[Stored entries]
___
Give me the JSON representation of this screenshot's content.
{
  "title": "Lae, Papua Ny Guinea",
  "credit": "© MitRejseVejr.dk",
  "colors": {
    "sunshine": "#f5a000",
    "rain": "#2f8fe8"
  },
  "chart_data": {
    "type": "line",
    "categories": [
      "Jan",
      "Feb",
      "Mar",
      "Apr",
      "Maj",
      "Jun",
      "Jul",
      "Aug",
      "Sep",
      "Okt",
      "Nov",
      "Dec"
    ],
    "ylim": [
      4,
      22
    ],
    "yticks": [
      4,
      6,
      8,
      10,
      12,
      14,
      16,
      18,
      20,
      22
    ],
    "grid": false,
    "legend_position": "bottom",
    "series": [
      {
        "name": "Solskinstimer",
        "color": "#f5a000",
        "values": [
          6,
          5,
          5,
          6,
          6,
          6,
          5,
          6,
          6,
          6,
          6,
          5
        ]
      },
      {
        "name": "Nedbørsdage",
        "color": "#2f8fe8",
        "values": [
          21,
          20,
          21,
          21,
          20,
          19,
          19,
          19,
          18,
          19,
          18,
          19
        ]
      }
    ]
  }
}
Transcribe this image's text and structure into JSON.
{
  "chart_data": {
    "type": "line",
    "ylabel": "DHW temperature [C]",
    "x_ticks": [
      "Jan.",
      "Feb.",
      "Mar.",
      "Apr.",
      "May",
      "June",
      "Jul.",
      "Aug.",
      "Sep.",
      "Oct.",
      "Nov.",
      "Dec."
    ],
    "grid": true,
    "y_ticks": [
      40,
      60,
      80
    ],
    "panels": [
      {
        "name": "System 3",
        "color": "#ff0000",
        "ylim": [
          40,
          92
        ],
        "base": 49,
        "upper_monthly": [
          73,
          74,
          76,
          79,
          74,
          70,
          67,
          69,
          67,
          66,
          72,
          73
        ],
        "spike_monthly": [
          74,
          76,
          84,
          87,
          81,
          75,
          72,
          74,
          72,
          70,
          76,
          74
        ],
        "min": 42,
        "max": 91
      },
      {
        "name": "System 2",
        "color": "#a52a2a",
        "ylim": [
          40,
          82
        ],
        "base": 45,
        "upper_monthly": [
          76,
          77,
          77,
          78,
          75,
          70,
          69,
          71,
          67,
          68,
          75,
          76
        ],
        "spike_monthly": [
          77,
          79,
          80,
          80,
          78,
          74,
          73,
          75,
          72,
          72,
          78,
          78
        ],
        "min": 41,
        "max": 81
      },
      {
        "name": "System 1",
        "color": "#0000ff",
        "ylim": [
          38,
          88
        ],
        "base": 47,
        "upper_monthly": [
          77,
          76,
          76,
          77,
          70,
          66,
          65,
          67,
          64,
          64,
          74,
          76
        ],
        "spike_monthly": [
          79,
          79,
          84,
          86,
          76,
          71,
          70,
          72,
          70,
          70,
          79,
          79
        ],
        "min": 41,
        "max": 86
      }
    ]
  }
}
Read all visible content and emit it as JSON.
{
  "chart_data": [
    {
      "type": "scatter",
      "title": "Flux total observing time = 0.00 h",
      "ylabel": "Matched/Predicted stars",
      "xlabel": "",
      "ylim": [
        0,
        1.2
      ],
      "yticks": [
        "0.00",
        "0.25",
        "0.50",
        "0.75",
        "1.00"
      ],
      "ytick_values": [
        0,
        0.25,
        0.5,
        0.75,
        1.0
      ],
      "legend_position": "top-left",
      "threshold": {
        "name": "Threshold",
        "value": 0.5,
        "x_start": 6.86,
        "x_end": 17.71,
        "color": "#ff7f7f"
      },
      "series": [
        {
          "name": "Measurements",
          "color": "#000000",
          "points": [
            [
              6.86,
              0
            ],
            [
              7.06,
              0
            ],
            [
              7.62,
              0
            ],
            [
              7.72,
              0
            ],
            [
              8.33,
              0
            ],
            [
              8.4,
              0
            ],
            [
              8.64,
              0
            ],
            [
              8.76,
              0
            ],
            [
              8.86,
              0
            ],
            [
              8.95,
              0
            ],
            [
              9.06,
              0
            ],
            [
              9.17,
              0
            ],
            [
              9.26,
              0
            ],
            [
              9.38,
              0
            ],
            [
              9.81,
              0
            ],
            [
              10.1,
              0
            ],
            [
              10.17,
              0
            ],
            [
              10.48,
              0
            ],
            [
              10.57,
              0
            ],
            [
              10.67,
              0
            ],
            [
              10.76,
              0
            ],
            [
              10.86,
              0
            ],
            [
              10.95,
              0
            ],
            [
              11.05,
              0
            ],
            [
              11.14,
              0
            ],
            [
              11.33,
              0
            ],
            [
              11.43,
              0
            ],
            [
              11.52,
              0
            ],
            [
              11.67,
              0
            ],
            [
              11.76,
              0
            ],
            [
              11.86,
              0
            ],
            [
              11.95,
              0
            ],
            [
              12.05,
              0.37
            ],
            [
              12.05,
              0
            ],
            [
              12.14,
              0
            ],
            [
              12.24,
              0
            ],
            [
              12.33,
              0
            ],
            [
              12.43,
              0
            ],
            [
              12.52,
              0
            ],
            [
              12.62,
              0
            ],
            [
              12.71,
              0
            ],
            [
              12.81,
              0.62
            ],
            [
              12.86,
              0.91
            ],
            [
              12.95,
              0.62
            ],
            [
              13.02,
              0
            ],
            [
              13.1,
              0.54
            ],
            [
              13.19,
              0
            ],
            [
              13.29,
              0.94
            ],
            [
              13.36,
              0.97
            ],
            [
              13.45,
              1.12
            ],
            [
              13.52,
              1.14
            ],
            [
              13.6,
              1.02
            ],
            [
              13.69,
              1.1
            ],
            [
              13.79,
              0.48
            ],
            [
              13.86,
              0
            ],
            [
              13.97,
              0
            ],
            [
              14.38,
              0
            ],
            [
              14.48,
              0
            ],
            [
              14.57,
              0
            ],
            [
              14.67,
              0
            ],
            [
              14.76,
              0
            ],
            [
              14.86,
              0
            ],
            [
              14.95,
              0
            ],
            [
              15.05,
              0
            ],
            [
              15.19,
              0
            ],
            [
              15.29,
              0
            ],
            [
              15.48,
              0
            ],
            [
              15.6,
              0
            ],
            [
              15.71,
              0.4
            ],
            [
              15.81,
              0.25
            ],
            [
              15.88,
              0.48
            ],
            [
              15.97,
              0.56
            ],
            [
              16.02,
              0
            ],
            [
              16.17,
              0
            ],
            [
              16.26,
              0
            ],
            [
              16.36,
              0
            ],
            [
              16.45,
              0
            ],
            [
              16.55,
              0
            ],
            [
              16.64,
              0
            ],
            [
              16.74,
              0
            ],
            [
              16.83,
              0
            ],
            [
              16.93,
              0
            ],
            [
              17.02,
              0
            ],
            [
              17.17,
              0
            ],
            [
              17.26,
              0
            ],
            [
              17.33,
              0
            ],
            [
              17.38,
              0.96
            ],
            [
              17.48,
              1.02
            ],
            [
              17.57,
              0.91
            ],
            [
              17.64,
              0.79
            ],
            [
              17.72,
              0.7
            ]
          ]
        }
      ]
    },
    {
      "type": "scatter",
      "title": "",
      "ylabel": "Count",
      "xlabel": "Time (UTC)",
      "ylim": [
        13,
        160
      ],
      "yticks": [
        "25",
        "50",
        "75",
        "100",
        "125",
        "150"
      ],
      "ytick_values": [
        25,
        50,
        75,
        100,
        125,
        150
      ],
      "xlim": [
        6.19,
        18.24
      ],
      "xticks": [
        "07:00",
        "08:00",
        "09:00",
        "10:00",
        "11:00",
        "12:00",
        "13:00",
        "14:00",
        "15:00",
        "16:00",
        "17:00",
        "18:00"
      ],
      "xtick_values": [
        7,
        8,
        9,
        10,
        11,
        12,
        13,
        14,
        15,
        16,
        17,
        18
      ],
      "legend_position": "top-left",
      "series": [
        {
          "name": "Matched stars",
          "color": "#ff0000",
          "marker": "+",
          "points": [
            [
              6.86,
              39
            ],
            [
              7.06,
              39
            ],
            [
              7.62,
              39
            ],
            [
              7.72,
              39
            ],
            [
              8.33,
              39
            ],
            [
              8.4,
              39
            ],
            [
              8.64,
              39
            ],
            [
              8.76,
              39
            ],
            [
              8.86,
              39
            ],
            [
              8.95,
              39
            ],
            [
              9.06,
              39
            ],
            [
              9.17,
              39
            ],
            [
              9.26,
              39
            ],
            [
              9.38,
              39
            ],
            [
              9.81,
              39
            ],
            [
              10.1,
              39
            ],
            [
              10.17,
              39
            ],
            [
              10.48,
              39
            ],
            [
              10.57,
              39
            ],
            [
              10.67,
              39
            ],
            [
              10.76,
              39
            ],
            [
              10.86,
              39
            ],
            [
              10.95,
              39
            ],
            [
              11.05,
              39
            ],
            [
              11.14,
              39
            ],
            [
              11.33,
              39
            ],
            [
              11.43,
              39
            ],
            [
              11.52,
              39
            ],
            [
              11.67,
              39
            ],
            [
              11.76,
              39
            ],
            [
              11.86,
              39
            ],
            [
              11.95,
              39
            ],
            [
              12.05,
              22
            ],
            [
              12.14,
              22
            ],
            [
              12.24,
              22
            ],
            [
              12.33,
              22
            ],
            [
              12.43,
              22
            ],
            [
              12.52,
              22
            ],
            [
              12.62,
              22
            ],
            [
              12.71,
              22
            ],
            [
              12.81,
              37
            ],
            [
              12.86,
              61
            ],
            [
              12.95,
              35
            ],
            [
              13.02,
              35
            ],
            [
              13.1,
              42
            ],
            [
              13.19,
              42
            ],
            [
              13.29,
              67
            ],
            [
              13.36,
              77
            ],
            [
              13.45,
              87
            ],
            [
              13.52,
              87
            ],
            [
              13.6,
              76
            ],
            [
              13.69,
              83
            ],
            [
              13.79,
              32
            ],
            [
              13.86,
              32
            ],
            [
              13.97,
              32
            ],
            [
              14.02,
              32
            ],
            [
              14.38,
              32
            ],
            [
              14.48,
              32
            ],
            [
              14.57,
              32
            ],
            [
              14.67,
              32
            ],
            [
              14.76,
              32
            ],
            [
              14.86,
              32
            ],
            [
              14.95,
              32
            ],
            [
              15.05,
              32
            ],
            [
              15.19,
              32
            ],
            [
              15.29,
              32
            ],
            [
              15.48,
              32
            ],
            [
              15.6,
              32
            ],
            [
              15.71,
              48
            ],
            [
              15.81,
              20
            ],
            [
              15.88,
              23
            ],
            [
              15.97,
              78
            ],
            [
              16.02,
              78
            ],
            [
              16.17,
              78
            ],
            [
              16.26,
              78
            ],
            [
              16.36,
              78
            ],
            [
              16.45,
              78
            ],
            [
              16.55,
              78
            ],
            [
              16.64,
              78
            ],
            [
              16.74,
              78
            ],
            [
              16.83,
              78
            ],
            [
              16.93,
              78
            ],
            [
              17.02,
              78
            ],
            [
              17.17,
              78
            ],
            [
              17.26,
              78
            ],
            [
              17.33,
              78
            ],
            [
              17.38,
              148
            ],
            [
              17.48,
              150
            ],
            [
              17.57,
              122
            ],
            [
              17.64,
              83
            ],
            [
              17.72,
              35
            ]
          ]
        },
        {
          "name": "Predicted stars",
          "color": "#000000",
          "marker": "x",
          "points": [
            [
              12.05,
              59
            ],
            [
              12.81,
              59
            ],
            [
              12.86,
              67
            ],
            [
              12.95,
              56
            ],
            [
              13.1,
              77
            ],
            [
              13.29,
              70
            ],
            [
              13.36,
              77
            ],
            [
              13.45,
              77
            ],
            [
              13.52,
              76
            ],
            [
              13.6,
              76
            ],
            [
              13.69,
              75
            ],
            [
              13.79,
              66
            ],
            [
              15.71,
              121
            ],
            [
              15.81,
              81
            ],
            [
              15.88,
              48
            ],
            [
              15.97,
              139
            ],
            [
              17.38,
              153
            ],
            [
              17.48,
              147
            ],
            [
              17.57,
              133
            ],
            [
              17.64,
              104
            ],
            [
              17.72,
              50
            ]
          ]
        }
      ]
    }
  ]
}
___
▸ **Objective**
Using the records above, copy each line that contains "ylabel".

▸ **Reply to the task**
    "ylabel": "DHW temperature [C]",
      "ylabel": "Matched/Predicted stars",
      "ylabel": "Count",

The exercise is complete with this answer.